=== What is required ===
Copy the text on the Haiti earthquake from "One of the Matador" to "aid, and food.", changing "orphanage" to "children's home" throughout.

=== Text passage ===
+ + + + + + +

The whole world’s eyes are on Haiti now, as the poorest country in the Americas faces yet another devastating disaster. Death toll has now reached over 200,000 at Port-au-Prince, the country’s capital. These numbers are still increasing as survivors are losing patience with the painfully slow process of getting international aid.
As I sit facing horrifying images of desperation on the streets of Haiti, dumping of bodies in mass graves and violent looting occurring, it’s hard not to feel inflicted with the urge to help. I’m glad to have seen so many organizations, countries support teams and media channels acting so quickly to lend a hand.
Matador Network – Join in as a Volunteer
Matador Network, one of the online travel networks I work with, responded immediately. Editor Julie Schwietert launched a volunteering project on the night of the disaster - using social media to convince JetBlue to fly a plane full of volunteers to nearby Santo Domingo. Julie has been working around the clock since, to coordinate with ground staff and seeking help from the Haitian Consulate in NYC. Check for daily updates here.
The response has been overwhelming, they are now prioritizing on looking for volunteers with medical experience and or Creole/French language skills. If you are interested in jumping on the plane and offering your help on the ground, email Julie directly at email@example.com.
One of the Matador volunteers, Vladimir Tilus has already arrived in Port-au-Prince last night. Vladimir delivered water and food to the children of the Bresma orphanage, as they had run out of water completely and food was running low. Though the kids are not out of danger yet, these critical supplies will help them hang on a bit longer.
Support Worthy Organizations
BBC has a list of charities involved in the relief effort – useful for donors based in the UK. Contact the charity organizations directly to find out how you can help.
CNN also put together a comprehensive list of aid organizations, categorized by services being provided: basic needs, shelter, medical aid, and food.
Paul Clammer, the author of Lonely Planet Haiti guide, advised interested parties to support these three organizations in Haiti:
I’d like to mention three excellent smaller organizations in Haiti worthy of your support – these are the sort of smaller players who inevitably get overlooked in the media scrum, but often have more focused and effective programs working among local communities – essential characteristics once the immediate heavy lifting of disaster relief is over, and the media and world inevitably turn their attention to the next story.
Partners in Health A medical charity that has been working in Haiti for a long time, building local medical capacity. Run by MD Paul Farmer, a noted writer on Haiti, it has a large network of Haitian doctors and nurses well-placed to offer immediate and long- term medical assistance.

+ + + + + + +

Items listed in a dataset

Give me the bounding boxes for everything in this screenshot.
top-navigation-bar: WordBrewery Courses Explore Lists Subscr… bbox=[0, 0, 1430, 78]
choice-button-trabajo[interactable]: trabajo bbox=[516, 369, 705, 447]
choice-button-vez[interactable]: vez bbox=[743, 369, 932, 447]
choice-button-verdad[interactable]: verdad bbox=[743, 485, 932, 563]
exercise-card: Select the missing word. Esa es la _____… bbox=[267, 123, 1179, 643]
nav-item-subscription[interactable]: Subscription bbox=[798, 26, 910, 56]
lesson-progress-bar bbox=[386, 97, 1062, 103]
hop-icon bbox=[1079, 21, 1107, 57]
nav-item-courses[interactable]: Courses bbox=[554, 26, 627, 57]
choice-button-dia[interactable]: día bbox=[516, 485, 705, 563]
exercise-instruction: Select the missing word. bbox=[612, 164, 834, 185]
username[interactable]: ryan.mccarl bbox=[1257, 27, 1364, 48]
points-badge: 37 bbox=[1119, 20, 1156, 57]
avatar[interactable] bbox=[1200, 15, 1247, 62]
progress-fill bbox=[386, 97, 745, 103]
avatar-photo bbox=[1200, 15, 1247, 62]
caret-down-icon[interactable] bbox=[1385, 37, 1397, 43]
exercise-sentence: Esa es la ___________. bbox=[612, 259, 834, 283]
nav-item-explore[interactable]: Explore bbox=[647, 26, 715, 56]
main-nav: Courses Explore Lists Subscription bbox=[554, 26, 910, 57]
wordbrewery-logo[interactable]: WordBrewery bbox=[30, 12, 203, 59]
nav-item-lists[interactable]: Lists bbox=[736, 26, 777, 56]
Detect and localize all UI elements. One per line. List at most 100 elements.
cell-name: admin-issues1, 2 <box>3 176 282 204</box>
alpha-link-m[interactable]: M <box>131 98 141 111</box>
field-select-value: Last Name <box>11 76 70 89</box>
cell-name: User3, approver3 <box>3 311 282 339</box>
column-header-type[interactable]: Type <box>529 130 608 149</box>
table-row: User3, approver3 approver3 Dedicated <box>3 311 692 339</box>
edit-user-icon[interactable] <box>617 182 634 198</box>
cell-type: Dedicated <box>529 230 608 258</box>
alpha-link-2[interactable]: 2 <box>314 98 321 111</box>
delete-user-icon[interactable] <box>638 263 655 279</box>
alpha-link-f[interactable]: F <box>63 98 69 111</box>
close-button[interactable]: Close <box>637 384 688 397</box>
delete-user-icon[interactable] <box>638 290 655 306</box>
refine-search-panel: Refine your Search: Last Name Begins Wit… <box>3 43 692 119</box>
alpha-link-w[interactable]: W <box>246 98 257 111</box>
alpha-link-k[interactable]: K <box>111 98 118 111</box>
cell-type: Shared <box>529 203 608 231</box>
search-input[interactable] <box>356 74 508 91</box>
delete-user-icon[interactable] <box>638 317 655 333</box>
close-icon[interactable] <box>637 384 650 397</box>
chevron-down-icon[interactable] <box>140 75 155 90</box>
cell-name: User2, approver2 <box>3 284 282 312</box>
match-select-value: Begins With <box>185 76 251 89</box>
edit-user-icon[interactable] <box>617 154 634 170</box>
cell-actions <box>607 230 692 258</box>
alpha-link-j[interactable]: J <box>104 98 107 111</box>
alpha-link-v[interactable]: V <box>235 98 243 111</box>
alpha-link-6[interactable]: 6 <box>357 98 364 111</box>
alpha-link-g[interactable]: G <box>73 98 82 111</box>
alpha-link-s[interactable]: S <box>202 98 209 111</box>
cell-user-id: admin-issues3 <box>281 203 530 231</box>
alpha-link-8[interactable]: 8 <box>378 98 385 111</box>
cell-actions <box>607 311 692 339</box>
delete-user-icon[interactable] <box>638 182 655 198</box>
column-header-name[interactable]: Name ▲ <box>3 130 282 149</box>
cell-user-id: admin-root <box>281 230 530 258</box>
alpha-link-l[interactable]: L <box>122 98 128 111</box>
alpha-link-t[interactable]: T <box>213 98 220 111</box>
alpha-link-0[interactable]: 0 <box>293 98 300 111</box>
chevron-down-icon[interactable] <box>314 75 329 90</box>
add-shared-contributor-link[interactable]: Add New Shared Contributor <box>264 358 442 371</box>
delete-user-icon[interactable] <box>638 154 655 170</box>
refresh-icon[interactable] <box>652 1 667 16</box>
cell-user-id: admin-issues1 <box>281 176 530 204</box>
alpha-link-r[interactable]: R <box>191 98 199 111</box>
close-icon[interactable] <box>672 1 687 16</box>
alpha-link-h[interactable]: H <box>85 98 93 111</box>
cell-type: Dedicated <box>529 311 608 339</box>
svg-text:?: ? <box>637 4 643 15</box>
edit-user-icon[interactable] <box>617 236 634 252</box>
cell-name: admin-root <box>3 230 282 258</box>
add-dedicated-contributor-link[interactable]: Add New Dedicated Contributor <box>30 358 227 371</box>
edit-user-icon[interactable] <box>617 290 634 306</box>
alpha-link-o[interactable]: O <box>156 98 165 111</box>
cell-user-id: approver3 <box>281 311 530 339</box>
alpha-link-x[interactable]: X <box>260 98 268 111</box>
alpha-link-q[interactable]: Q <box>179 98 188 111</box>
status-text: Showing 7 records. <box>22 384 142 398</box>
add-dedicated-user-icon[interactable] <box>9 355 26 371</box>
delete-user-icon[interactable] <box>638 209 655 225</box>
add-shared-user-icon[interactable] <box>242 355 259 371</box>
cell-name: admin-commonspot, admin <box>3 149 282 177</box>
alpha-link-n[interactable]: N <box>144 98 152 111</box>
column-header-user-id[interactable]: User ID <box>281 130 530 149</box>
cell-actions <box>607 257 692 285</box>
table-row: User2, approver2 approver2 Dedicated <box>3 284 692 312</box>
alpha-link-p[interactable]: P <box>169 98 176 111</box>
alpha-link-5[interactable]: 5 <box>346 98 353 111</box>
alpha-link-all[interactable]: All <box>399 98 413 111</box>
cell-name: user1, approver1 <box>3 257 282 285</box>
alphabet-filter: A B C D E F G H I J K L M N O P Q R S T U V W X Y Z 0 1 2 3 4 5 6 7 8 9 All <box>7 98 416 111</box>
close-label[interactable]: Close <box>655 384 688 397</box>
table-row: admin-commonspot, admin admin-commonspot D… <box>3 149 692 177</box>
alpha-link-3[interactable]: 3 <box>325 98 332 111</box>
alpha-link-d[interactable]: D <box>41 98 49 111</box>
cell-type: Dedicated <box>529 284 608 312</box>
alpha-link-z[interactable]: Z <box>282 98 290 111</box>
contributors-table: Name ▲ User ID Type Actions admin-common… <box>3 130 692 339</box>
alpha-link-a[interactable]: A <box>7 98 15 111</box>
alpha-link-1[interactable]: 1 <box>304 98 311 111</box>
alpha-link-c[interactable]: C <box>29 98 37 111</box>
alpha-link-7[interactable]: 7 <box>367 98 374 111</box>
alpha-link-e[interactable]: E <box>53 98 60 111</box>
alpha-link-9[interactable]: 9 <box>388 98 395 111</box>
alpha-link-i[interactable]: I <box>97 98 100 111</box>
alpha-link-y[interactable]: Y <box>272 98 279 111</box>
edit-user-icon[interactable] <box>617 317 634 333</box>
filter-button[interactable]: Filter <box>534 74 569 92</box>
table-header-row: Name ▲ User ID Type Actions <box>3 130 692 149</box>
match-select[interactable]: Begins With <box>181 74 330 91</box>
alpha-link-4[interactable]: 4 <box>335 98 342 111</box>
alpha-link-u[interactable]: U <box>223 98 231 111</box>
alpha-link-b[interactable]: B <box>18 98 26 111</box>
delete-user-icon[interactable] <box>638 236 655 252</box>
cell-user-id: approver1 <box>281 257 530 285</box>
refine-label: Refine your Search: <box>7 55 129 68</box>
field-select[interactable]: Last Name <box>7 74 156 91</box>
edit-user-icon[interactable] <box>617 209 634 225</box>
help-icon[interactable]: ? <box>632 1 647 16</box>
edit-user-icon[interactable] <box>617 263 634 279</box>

+ + + + + + +

=== Written reply ===
One of the Matador volunteers, Vladimir Tilus has already arrived in Port-au-Prince last night. Vladimir delivered water and food to the children of the Bresma children's home, as they had run out of water completely and food was running low. Though the kids are not out of danger yet, these critical supplies will help them hang on a bit longer.
Support Worthy Organizations
BBC has a list of charities involved in the relief effort – useful for donors based in the UK. Contact the charity organizations directly to find out how you can help.
CNN also put together a comprehensive list of aid organizations, categorized by services being provided: basic needs, shelter, medical aid, and food.